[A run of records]
*-*-*

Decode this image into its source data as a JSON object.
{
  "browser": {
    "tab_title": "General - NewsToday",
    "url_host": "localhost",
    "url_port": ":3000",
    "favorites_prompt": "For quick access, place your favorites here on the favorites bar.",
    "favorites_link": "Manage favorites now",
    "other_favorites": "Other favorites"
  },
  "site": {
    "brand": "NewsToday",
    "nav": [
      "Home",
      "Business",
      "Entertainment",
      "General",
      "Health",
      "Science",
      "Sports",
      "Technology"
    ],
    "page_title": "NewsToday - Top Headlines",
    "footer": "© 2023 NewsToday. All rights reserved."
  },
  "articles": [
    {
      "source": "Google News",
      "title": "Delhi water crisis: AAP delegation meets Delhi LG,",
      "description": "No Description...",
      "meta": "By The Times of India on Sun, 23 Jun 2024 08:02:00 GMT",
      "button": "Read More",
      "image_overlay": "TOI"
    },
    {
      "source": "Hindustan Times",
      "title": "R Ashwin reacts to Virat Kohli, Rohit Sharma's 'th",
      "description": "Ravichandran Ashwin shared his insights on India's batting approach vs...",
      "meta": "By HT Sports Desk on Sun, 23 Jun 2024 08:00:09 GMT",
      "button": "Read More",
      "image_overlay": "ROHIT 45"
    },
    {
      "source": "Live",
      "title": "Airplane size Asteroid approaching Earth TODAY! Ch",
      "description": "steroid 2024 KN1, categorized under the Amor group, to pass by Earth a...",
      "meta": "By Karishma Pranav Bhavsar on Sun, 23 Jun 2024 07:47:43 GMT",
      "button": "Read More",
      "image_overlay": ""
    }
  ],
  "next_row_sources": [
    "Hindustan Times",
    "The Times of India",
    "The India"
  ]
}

*-*-*

Reproduce all of the records exactly.

Decode this image into its source data as a JSON object.
{
  "browser": {
    "tab_title": "General - NewsToday",
    "url_host": "localhost",
    "url_port": ":3000",
    "favorites_prompt": "For quick access, place your favorites here on the favorites bar.",
    "favorites_link": "Manage favorites now",
    "other_favorites": "Other favorites"
  },
  "site": {
    "brand": "NewsToday",
    "nav": [
      "Home",
      "Business",
      "Entertainment",
      "General",
      "Health",
      "Science",
      "Sports",
      "Technology"
    ],
    "page_title": "NewsToday - Top Headlines",
    "footer": "© 2023 NewsToday. All rights reserved."
  },
  "articles": [
    {
      "source": "Google News",
      "title": "Delhi water crisis: AAP delegation meets Delhi LG,",
      "description": "No Description...",
      "meta": "By The Times of India on Sun, 23 Jun 2024 08:02:00 GMT",
      "button": "Read More",
      "image_overlay": "TOI"
    },
    {
      "source": "Hindustan Times",
      "title": "R Ashwin reacts to Virat Kohli, Rohit Sharma's 'th",
      "description": "Ravichandran Ashwin shared his insights on India's batting approach vs...",
      "meta": "By HT Sports Desk on Sun, 23 Jun 2024 08:00:09 GMT",
      "button": "Read More",
      "image_overlay": "ROHIT 45"
    },
    {
      "source": "Live",
      "title": "Airplane size Asteroid approaching Earth TODAY! Ch",
      "description": "steroid 2024 KN1, categorized under the Amor group, to pass by Earth a...",
      "meta": "By Karishma Pranav Bhavsar on Sun, 23 Jun 2024 07:47:43 GMT",
      "button": "Read More",
      "image_overlay": ""
    }
  ],
  "next_row_sources": [
    "Hindustan Times",
    "The Times of India",
    "The India"
  ]
}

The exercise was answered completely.